• **What the task asks**
Look through the data below and return each line where "naltirilgan" appears.

======== Data for this task

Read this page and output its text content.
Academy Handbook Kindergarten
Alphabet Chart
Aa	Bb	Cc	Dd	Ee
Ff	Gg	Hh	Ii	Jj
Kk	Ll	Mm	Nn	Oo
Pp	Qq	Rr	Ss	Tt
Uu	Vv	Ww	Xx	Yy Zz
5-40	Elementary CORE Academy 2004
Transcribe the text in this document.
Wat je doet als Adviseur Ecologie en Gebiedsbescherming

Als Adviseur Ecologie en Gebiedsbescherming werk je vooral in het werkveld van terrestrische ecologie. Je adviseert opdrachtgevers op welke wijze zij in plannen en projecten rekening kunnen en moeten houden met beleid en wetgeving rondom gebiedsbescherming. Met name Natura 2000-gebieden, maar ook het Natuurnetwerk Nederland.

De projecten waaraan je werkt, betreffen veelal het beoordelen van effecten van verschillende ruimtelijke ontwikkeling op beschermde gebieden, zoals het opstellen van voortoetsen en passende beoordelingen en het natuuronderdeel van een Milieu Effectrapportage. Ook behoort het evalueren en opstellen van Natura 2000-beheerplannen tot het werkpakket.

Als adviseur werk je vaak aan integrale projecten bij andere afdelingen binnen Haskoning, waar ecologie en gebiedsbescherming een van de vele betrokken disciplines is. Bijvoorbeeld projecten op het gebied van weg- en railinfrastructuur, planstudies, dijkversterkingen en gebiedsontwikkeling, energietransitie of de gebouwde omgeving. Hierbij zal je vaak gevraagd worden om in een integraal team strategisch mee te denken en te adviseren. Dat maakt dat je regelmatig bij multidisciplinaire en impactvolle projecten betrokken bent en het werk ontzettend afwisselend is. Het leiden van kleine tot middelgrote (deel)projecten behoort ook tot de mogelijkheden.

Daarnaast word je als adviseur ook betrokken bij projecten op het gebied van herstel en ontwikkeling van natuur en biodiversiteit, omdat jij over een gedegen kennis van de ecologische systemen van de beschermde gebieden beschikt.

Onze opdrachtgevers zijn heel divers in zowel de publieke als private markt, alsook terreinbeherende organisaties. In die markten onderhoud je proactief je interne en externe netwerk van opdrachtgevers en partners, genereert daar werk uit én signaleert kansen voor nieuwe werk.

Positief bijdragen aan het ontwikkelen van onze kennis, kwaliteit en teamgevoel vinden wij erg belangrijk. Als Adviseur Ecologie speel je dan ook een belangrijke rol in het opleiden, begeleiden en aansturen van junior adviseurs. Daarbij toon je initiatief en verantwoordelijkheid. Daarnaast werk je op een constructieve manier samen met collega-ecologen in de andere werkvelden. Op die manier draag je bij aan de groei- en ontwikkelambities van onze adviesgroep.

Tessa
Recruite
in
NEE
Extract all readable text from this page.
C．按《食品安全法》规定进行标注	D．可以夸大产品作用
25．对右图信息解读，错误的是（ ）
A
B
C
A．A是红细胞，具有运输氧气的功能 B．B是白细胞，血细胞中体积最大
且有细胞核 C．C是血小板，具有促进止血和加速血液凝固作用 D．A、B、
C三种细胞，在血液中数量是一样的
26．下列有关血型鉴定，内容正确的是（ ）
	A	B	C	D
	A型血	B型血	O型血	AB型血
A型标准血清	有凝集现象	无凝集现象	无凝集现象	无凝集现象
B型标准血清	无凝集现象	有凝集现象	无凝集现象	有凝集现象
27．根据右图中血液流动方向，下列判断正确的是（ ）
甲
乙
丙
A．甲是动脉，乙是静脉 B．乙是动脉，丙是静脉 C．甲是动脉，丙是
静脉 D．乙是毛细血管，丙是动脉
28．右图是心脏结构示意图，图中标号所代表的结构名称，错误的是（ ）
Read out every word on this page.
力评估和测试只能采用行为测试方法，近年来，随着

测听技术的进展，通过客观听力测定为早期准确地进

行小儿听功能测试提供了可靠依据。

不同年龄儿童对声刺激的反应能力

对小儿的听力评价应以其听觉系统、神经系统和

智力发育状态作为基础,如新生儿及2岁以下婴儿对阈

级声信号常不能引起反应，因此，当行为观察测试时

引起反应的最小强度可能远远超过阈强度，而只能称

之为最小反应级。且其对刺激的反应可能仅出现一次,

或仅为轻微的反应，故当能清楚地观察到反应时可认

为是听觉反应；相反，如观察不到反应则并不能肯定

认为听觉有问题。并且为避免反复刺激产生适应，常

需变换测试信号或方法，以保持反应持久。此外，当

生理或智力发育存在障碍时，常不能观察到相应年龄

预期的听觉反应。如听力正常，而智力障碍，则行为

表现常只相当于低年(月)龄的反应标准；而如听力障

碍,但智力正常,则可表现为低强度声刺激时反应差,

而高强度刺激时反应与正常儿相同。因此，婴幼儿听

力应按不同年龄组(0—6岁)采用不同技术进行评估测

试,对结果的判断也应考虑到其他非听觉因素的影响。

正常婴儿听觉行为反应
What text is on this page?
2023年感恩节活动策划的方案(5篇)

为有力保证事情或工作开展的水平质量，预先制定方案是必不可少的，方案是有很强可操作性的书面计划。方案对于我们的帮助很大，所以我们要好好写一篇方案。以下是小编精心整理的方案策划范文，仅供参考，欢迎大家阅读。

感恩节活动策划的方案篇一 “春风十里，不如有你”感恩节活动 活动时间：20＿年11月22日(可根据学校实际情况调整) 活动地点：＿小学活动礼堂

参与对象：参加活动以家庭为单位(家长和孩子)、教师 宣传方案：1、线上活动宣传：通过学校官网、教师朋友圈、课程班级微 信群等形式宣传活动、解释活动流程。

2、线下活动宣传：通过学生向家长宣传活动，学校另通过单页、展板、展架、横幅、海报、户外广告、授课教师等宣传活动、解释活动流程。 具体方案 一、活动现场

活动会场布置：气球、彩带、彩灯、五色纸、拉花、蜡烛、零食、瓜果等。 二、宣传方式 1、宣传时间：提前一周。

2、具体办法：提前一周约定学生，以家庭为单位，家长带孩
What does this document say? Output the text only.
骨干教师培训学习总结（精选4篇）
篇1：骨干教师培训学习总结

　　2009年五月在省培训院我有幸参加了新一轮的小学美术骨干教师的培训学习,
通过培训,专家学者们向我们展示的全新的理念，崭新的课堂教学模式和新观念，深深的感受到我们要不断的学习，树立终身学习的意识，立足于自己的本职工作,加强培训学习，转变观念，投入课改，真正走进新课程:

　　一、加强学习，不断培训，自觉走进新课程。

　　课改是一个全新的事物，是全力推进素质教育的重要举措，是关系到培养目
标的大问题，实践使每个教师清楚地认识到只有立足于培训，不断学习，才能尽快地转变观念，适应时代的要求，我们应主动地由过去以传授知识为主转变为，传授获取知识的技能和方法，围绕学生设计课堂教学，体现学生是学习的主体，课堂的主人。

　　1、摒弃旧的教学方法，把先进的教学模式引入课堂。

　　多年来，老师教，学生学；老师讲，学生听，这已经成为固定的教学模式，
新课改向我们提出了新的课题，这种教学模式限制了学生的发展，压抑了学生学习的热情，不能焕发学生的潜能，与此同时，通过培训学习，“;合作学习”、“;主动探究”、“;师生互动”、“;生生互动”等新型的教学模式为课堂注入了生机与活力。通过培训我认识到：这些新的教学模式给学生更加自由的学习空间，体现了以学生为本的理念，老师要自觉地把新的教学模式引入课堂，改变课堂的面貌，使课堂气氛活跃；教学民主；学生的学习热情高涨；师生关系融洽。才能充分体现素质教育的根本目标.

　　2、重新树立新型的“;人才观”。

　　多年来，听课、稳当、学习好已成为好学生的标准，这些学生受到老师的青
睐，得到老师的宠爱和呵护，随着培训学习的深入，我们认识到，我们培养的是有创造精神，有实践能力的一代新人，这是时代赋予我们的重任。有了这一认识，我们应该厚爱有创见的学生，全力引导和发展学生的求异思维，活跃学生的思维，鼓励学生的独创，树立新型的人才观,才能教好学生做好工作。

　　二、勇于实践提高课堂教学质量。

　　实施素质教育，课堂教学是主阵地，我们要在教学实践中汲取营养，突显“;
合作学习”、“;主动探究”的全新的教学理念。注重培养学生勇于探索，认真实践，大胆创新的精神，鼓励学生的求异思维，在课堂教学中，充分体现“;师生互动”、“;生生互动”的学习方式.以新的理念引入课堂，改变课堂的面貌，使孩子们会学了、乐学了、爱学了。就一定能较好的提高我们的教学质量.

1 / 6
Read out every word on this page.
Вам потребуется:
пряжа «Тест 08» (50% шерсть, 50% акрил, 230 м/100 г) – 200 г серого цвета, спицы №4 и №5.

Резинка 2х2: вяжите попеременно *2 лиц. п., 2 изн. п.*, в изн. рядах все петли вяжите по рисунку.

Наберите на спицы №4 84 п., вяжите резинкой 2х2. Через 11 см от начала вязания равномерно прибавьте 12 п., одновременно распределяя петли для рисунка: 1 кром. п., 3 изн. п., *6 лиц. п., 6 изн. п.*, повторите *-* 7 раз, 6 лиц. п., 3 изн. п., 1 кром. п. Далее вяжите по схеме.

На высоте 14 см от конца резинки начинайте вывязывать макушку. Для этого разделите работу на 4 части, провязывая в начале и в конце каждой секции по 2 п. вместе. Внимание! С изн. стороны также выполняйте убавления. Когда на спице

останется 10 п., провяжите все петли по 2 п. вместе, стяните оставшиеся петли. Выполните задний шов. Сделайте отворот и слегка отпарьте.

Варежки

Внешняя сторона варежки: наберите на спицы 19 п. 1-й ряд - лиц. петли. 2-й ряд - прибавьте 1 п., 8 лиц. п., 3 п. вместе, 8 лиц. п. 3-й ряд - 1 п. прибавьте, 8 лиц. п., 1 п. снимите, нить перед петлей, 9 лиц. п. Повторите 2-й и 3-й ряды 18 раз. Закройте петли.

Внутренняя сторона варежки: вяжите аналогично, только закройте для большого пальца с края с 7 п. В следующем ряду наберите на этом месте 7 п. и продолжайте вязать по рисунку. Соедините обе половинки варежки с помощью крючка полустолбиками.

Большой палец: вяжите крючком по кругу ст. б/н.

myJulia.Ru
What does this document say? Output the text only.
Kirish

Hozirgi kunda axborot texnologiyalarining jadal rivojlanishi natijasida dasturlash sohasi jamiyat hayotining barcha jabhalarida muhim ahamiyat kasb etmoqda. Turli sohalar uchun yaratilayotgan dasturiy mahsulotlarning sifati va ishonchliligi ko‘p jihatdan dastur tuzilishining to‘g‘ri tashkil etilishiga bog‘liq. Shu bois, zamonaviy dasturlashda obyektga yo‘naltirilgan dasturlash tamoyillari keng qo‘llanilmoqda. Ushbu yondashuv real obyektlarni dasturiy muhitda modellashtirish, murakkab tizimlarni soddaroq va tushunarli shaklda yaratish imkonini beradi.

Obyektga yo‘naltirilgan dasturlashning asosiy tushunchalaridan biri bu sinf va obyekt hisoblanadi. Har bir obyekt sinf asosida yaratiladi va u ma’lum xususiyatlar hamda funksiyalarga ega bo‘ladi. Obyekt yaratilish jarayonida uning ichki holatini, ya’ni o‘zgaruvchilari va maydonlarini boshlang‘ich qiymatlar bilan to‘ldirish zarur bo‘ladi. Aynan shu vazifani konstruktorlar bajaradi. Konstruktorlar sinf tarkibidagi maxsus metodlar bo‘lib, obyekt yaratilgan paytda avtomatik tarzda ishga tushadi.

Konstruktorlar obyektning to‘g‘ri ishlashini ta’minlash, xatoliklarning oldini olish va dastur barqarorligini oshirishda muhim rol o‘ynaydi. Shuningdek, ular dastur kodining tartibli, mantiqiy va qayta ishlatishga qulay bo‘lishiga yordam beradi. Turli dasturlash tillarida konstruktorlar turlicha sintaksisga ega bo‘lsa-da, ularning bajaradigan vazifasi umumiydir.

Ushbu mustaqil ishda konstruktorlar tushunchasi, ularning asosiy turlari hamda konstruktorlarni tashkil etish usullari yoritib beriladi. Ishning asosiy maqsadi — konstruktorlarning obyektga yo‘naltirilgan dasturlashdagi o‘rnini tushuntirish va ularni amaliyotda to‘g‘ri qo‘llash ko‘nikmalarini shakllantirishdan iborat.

================

• **Exercise response**
Hozirgi kunda axborot texnologiyalarining jadal rivojlanishi natijasida dasturlash sohasi jamiyat hayotining barcha jabhalarida muhim ahamiyat kasb etmoqda. Turli sohalar uchun yaratilayotgan dasturiy mahsulotlarning sifati va ishonchliligi ko‘p jihatdan dastur tuzilishining to‘g‘ri tashkil etilishiga bog‘liq. Shu bois, zamonaviy dasturlashda obyektga yo‘naltirilgan dasturlash tamoyillari keng qo‘llanilmoqda. Ushbu yondashuv real obyektlarni dasturiy muhitda modellashtirish, murakkab tizimlarni soddaroq va tushunarli shaklda yaratish imkonini beradi.
Obyektga yo‘naltirilgan dasturlashning asosiy tushunchalaridan biri bu sinf va obyekt hisoblanadi. Har bir obyekt sinf asosida yaratiladi va u ma’lum xususiyatlar hamda funksiyalarga ega bo‘ladi. Obyekt yaratilish jarayonida uning ichki holatini, ya’ni o‘zgaruvchilari va maydonlarini boshlang‘ich qiymatlar bilan to‘ldirish zarur bo‘ladi. Aynan shu vazifani konstruktorlar bajaradi. Konstruktorlar sinf tarkibidagi maxsus metodlar bo‘lib, obyekt yaratilgan paytda avtomatik tarzda ishga tushadi.
Ushbu mustaqil ishda konstruktorlar tushunchasi, ularning asosiy turlari hamda konstruktorlarni tashkil etish usullari yoritib beriladi. Ishning asosiy maqsadi — konstruktorlarning obyektga yo‘naltirilgan dasturlashdagi o‘rnini tushuntirish va ularni amaliyotda to‘g‘ri qo‘llash ko‘nikmalarini shakllantirishdan iborat.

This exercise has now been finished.